Direction
Restate the full set of records exactly, word for word.

-- START Provided data --

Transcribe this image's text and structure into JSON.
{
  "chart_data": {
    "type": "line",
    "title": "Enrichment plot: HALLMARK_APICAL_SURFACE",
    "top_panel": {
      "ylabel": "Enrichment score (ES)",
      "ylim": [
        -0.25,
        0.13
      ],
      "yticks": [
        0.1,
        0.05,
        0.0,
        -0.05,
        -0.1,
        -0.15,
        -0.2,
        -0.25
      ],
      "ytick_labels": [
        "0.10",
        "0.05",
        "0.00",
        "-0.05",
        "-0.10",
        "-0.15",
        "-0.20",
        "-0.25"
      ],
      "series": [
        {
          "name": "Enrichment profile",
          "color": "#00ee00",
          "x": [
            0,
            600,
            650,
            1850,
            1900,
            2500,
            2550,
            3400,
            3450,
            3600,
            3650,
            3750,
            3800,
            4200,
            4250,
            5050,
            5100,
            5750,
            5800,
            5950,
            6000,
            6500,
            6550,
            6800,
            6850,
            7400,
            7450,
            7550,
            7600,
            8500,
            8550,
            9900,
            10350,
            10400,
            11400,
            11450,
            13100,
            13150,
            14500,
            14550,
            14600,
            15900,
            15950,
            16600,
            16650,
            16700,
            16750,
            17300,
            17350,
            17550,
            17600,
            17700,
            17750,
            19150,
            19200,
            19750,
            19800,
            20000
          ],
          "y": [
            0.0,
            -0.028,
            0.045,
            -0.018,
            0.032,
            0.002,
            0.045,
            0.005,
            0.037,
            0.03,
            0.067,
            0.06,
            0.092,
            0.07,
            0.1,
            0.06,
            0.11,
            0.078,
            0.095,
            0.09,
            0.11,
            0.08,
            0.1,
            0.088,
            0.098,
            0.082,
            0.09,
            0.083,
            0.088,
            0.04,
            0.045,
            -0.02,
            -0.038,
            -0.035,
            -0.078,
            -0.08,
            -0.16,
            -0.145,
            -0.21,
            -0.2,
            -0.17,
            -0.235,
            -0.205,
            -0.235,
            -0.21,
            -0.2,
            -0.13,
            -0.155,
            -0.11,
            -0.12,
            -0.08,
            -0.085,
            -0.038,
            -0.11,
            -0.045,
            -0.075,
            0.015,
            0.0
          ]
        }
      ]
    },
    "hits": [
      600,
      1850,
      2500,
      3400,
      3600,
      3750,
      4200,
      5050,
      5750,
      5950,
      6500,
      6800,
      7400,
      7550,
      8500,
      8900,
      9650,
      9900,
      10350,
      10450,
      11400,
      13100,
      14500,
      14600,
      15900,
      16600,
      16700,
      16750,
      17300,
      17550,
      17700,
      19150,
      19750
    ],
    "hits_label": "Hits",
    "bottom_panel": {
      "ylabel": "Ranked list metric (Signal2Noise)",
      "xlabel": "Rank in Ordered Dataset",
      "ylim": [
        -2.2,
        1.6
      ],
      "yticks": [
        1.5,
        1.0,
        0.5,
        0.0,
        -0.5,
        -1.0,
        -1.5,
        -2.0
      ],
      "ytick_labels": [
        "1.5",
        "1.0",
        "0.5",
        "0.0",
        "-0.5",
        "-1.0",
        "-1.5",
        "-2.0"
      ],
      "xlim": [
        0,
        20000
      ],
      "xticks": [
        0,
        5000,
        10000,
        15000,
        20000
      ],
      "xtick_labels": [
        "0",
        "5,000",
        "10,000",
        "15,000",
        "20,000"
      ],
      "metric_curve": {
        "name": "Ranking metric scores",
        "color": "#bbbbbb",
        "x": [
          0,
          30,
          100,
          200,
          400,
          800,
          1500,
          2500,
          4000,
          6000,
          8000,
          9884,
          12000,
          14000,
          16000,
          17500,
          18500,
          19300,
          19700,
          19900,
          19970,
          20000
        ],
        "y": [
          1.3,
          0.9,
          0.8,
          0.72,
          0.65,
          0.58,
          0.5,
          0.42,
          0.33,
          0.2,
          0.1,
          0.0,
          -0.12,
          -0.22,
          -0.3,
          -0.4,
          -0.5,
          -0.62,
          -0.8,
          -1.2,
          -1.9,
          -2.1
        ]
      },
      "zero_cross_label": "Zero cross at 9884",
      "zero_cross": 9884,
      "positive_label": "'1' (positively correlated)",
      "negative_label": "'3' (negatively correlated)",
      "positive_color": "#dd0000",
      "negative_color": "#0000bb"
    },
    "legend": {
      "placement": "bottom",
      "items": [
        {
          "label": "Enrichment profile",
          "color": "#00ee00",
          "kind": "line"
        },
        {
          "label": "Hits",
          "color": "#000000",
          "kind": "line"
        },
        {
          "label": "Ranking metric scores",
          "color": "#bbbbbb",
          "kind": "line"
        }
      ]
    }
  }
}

-- END Provided data --

Reply
Transcribe this image's text and structure into JSON.
{
  "chart_data": {
    "type": "line",
    "title": "Enrichment plot: HALLMARK_APICAL_SURFACE",
    "top_panel": {
      "ylabel": "Enrichment score (ES)",
      "ylim": [
        -0.25,
        0.13
      ],
      "yticks": [
        0.1,
        0.05,
        0.0,
        -0.05,
        -0.1,
        -0.15,
        -0.2,
        -0.25
      ],
      "ytick_labels": [
        "0.10",
        "0.05",
        "0.00",
        "-0.05",
        "-0.10",
        "-0.15",
        "-0.20",
        "-0.25"
      ],
      "series": [
        {
          "name": "Enrichment profile",
          "color": "#00ee00",
          "x": [
            0,
            600,
            650,
            1850,
            1900,
            2500,
            2550,
            3400,
            3450,
            3600,
            3650,
            3750,
            3800,
            4200,
            4250,
            5050,
            5100,
            5750,
            5800,
            5950,
            6000,
            6500,
            6550,
            6800,
            6850,
            7400,
            7450,
            7550,
            7600,
            8500,
            8550,
            9900,
            10350,
            10400,
            11400,
            11450,
            13100,
            13150,
            14500,
            14550,
            14600,
            15900,
            15950,
            16600,
            16650,
            16700,
            16750,
            17300,
            17350,
            17550,
            17600,
            17700,
            17750,
            19150,
            19200,
            19750,
            19800,
            20000
          ],
          "y": [
            0.0,
            -0.028,
            0.045,
            -0.018,
            0.032,
            0.002,
            0.045,
            0.005,
            0.037,
            0.03,
            0.067,
            0.06,
            0.092,
            0.07,
            0.1,
            0.06,
            0.11,
            0.078,
            0.095,
            0.09,
            0.11,
            0.08,
            0.1,
            0.088,
            0.098,
            0.082,
            0.09,
            0.083,
            0.088,
            0.04,
            0.045,
            -0.02,
            -0.038,
            -0.035,
            -0.078,
            -0.08,
            -0.16,
            -0.145,
            -0.21,
            -0.2,
            -0.17,
            -0.235,
            -0.205,
            -0.235,
            -0.21,
            -0.2,
            -0.13,
            -0.155,
            -0.11,
            -0.12,
            -0.08,
            -0.085,
            -0.038,
            -0.11,
            -0.045,
            -0.075,
            0.015,
            0.0
          ]
        }
      ]
    },
    "hits": [
      600,
      1850,
      2500,
      3400,
      3600,
      3750,
      4200,
      5050,
      5750,
      5950,
      6500,
      6800,
      7400,
      7550,
      8500,
      8900,
      9650,
      9900,
      10350,
      10450,
      11400,
      13100,
      14500,
      14600,
      15900,
      16600,
      16700,
      16750,
      17300,
      17550,
      17700,
      19150,
      19750
    ],
    "hits_label": "Hits",
    "bottom_panel": {
      "ylabel": "Ranked list metric (Signal2Noise)",
      "xlabel": "Rank in Ordered Dataset",
      "ylim": [
        -2.2,
        1.6
      ],
      "yticks": [
        1.5,
        1.0,
        0.5,
        0.0,
        -0.5,
        -1.0,
        -1.5,
        -2.0
      ],
      "ytick_labels": [
        "1.5",
        "1.0",
        "0.5",
        "0.0",
        "-0.5",
        "-1.0",
        "-1.5",
        "-2.0"
      ],
      "xlim": [
        0,
        20000
      ],
      "xticks": [
        0,
        5000,
        10000,
        15000,
        20000
      ],
      "xtick_labels": [
        "0",
        "5,000",
        "10,000",
        "15,000",
        "20,000"
      ],
      "metric_curve": {
        "name": "Ranking metric scores",
        "color": "#bbbbbb",
        "x": [
          0,
          30,
          100,
          200,
          400,
          800,
          1500,
          2500,
          4000,
          6000,
          8000,
          9884,
          12000,
          14000,
          16000,
          17500,
          18500,
          19300,
          19700,
          19900,
          19970,
          20000
        ],
        "y": [
          1.3,
          0.9,
          0.8,
          0.72,
          0.65,
          0.58,
          0.5,
          0.42,
          0.33,
          0.2,
          0.1,
          0.0,
          -0.12,
          -0.22,
          -0.3,
          -0.4,
          -0.5,
          -0.62,
          -0.8,
          -1.2,
          -1.9,
          -2.1
        ]
      },
      "zero_cross_label": "Zero cross at 9884",
      "zero_cross": 9884,
      "positive_label": "'1' (positively correlated)",
      "negative_label": "'3' (negatively correlated)",
      "positive_color": "#dd0000",
      "negative_color": "#0000bb"
    },
    "legend": {
      "placement": "bottom",
      "items": [
        {
          "label": "Enrichment profile",
          "color": "#00ee00",
          "kind": "line"
        },
        {
          "label": "Hits",
          "color": "#000000",
          "kind": "line"
        },
        {
          "label": "Ranking metric scores",
          "color": "#bbbbbb",
          "kind": "line"
        }
      ]
    }
  }
}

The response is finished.